=== Records for this task ===
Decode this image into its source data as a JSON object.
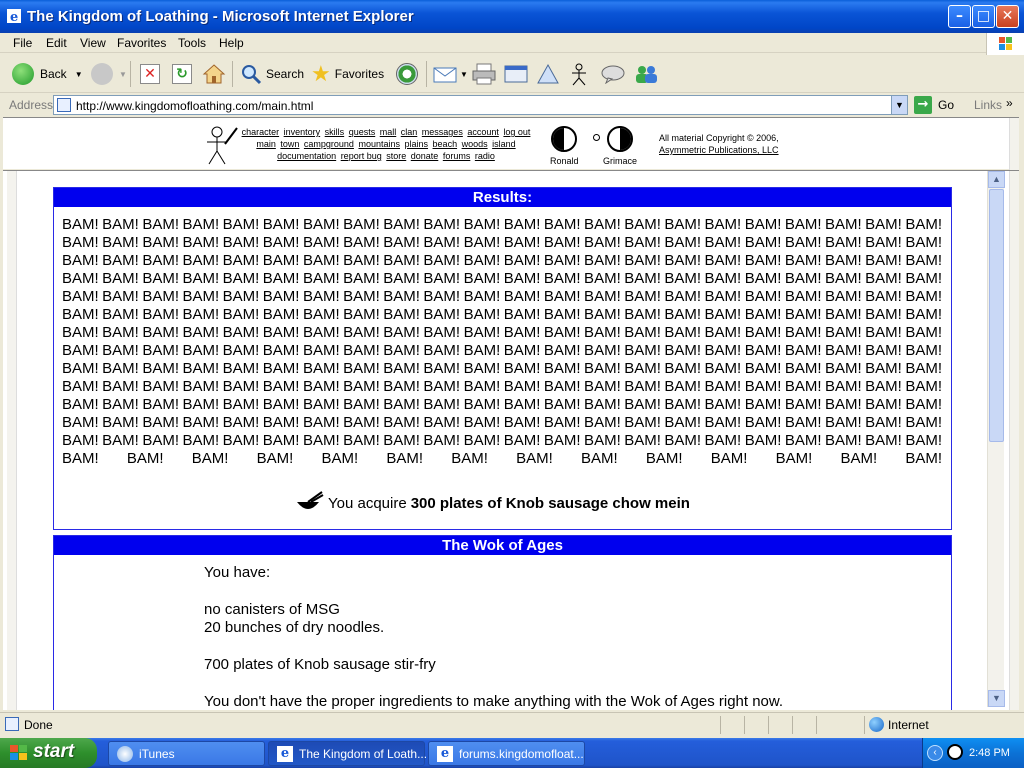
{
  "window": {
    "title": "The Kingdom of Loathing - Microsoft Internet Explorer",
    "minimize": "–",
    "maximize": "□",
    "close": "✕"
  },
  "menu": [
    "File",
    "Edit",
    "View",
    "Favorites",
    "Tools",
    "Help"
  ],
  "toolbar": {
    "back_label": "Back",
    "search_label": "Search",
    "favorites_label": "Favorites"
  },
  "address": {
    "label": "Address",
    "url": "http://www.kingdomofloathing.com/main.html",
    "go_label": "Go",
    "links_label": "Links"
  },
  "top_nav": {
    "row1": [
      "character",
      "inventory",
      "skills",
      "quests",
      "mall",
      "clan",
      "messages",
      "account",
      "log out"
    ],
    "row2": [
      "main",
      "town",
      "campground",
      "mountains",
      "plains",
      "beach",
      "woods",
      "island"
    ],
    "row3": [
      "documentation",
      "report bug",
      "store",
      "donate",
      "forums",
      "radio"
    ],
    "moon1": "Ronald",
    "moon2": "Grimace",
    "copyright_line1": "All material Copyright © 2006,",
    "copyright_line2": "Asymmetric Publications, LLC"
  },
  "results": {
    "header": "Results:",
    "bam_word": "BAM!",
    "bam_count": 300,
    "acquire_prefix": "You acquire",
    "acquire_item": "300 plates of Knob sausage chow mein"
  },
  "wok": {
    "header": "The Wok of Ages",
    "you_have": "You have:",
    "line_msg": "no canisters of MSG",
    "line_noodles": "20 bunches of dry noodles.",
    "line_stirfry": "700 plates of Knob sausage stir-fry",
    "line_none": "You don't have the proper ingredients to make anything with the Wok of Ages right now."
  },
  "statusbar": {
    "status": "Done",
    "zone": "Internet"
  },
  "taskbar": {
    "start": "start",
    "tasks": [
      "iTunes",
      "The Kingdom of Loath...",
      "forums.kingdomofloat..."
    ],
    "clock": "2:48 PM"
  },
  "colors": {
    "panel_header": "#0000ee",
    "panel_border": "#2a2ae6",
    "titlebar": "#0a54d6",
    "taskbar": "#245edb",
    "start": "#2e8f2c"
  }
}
===
• [Short problem]: In the records above, how many lines hold the string "Internet"? Reply with only the number.

• [Complete answer]: 2